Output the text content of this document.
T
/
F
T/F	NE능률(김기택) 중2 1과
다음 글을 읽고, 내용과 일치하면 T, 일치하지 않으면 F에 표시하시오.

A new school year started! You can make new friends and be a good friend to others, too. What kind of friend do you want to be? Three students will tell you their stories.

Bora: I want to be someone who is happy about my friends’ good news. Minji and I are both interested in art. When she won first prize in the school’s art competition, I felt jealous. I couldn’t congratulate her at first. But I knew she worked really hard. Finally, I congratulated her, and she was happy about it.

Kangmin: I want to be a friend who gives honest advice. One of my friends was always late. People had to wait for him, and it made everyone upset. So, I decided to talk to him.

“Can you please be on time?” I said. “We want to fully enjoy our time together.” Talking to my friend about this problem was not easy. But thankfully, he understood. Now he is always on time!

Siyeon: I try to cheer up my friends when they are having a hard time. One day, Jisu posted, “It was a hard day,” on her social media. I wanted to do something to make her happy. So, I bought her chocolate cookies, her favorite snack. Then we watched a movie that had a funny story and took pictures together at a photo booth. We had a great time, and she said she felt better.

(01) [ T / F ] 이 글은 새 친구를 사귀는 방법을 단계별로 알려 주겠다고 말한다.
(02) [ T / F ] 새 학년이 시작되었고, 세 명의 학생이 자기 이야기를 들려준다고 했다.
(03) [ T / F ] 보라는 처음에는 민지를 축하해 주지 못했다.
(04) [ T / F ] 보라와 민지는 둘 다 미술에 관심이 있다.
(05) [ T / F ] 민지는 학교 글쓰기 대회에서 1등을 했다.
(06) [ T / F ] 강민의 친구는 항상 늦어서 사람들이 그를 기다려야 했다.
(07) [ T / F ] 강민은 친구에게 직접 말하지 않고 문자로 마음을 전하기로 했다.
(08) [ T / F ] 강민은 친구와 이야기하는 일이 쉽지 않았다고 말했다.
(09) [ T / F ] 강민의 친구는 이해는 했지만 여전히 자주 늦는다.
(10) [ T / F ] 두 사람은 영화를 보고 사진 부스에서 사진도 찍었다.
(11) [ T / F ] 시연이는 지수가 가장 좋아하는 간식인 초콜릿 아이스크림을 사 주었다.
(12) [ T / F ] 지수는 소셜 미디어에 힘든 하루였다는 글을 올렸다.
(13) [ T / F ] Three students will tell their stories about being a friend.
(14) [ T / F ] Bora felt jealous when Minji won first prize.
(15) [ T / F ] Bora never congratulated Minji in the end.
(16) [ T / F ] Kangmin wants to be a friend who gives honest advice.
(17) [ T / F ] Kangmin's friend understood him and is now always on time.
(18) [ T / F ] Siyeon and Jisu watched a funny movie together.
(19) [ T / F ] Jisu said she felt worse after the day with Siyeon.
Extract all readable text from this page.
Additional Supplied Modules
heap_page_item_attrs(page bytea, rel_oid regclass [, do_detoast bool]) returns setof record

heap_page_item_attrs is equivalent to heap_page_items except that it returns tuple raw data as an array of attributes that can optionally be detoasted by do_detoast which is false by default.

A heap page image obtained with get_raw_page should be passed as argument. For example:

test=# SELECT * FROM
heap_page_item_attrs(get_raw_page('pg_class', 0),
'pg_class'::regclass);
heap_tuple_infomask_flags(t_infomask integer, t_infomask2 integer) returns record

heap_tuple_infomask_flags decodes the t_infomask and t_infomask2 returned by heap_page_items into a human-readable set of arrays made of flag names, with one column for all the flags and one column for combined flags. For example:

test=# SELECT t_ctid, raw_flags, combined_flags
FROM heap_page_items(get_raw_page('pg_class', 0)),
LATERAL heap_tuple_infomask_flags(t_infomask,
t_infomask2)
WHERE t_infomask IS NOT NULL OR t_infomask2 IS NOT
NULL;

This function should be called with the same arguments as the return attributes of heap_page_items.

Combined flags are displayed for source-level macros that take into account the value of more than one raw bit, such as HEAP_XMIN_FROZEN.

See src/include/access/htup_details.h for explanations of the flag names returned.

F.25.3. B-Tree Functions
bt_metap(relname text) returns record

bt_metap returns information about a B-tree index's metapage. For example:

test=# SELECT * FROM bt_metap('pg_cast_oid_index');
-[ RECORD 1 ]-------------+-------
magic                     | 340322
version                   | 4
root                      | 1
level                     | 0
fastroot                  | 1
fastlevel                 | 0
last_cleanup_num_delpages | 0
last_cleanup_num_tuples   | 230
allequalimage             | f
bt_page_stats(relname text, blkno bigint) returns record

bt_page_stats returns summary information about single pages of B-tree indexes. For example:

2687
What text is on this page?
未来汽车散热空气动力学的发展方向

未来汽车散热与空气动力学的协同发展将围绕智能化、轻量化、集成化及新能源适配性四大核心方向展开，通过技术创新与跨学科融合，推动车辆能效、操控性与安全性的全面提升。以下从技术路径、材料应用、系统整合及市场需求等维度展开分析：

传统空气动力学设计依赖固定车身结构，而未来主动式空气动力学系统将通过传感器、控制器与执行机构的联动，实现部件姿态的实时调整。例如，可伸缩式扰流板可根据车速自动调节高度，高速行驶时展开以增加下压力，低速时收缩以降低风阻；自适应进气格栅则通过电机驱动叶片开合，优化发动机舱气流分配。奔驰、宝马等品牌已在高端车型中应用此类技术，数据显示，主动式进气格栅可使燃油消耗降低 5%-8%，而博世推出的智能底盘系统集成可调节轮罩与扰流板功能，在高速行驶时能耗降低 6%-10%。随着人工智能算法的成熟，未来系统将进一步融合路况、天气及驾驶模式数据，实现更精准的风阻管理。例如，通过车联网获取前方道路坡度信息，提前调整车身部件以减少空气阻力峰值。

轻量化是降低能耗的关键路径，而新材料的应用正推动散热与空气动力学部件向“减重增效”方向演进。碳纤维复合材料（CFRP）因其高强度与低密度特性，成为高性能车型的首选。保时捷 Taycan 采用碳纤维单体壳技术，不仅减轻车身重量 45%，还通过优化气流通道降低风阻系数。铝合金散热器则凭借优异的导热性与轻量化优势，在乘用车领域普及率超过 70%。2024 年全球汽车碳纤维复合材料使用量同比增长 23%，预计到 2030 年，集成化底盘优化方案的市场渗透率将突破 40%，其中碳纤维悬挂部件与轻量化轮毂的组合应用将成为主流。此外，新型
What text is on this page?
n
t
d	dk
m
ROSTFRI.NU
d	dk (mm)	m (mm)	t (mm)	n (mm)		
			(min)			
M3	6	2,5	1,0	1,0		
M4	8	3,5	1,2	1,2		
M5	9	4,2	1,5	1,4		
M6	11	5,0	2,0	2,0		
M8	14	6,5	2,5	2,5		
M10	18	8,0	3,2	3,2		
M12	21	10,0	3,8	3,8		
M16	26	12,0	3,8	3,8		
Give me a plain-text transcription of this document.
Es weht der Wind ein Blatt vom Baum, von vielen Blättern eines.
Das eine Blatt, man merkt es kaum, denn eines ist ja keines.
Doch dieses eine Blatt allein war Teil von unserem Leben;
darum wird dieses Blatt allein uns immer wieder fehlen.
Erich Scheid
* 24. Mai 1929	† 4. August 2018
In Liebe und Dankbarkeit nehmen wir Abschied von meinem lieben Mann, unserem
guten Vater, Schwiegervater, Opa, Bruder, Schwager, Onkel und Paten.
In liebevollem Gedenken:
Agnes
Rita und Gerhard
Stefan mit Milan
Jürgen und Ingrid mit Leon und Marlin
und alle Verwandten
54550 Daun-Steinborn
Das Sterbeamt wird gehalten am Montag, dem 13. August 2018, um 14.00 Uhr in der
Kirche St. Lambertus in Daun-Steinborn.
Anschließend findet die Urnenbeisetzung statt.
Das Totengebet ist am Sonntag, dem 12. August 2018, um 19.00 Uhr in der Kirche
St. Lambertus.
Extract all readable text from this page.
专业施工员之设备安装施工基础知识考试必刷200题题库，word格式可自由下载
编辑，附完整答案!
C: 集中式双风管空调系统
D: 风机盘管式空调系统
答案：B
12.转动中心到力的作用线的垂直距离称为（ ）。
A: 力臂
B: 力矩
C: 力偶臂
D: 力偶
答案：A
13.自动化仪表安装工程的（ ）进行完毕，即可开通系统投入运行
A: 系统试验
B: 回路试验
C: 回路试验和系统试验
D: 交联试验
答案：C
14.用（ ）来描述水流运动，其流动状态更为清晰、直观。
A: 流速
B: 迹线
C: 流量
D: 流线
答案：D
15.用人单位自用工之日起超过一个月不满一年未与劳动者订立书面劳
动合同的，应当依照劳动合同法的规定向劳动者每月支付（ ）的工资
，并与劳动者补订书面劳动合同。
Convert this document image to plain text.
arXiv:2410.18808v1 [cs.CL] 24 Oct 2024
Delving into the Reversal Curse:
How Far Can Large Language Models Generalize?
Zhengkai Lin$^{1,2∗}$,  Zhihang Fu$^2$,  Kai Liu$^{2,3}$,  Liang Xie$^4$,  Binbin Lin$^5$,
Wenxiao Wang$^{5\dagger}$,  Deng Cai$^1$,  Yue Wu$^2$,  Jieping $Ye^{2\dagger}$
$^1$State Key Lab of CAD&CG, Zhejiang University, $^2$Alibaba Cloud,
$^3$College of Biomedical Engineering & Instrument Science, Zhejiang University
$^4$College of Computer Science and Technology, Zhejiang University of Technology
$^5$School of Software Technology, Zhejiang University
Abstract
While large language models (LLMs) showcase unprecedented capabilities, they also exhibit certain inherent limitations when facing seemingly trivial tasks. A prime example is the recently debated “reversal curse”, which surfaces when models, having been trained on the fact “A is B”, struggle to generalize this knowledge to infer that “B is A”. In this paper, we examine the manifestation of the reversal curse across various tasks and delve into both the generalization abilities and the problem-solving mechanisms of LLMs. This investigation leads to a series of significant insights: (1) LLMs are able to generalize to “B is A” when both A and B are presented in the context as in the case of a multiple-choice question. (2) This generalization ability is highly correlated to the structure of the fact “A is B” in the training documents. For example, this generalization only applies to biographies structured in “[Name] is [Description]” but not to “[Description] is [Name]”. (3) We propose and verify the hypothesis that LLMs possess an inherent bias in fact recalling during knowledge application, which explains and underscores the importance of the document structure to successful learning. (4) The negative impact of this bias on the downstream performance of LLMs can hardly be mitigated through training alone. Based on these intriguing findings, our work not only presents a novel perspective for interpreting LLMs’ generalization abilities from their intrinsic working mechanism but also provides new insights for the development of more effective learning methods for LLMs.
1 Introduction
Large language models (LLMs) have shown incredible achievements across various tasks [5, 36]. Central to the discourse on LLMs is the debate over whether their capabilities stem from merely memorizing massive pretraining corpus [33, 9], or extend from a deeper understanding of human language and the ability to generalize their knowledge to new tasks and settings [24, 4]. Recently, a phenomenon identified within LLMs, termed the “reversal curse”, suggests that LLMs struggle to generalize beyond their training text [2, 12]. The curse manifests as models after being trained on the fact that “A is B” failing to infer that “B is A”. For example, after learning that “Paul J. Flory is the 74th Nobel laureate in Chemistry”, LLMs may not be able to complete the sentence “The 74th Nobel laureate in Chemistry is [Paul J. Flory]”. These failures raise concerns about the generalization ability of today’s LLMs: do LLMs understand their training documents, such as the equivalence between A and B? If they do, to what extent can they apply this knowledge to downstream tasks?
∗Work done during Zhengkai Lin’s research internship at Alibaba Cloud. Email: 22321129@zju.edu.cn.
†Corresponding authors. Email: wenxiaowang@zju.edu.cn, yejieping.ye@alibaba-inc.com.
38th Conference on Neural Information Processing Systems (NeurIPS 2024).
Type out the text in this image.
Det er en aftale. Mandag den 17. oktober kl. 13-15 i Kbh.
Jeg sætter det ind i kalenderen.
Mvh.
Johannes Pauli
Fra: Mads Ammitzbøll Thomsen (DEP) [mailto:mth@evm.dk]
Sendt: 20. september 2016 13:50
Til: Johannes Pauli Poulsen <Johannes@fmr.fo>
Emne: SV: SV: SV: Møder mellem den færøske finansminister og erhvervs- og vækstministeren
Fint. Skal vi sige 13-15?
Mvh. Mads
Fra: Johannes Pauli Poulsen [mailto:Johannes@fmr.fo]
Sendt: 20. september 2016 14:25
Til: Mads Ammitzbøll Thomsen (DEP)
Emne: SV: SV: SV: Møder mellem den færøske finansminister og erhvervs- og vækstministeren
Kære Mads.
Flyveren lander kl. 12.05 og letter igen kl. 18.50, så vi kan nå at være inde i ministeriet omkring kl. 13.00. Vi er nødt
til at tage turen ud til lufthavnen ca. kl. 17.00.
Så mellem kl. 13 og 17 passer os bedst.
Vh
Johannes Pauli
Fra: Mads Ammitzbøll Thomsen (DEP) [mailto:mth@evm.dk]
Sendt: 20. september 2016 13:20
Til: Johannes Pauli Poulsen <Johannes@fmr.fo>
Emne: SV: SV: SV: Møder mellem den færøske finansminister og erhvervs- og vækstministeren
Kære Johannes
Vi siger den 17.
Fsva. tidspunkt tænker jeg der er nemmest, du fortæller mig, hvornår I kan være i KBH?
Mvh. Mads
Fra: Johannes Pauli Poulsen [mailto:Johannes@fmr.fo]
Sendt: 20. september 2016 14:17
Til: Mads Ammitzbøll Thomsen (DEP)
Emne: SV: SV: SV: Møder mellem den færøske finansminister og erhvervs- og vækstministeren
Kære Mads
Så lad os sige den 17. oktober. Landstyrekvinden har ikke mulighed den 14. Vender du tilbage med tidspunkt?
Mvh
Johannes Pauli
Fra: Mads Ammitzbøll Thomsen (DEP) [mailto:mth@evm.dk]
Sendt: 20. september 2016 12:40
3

- GIVEN REQUEST -
What is the number of lines in the data above that include the word "returns"? Answer with that number only.

- REPLY TO THE TASK -
7